### Dataset records

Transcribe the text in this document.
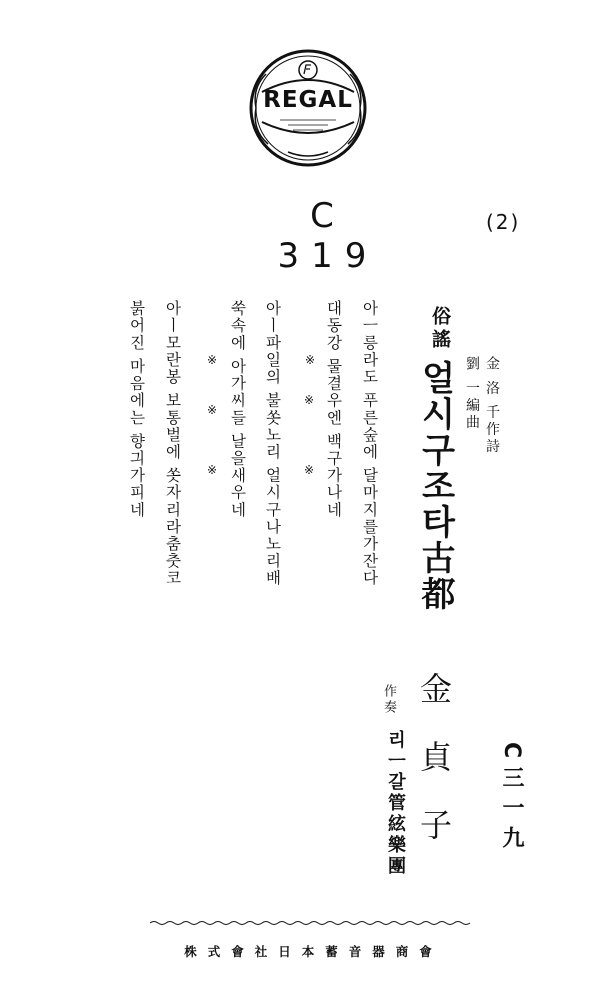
REGAL
C 319
(2)
俗謠
金 洛 千作詩
劉 一編曲
얼시구조타古都
아ㅡ릉라도 푸른숲에 달마지를가잔다
대동강 물결우엔 백구가나네
※
※
※
아ㅣ파일의 불쏫노리 얼시구나노리배
쑥속에 아가씨들 날을새우네
※
※
※
아ㅣ모란봉 보통벌에 쏫자리라춤춧코
붉어진 마음에는 향긔가피네
作奏 金貞子
리ㅡ갈管絃樂團	C三一九
株式會社日本蓄音器商會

### What is needed
Quote the material exactly. Pictures stay out.

### Response below
Transcribe the text in this document.
REGAL
C 319
(2)
俗謠
金 洛 千作詩
劉 一編曲
얼시구조타古都
아ㅡ릉라도 푸른숲에 달마지를가잔다
대동강 물결우엔 백구가나네
※
※
※
아ㅣ파일의 불쏫노리 얼시구나노리배
쑥속에 아가씨들 날을새우네
※
※
※
아ㅣ모란봉 보통벌에 쏫자리라춤춧코
붉어진 마음에는 향긔가피네
作奏 金貞子
리ㅡ갈管絃樂團	C三一九
株式會社日本蓄音器商會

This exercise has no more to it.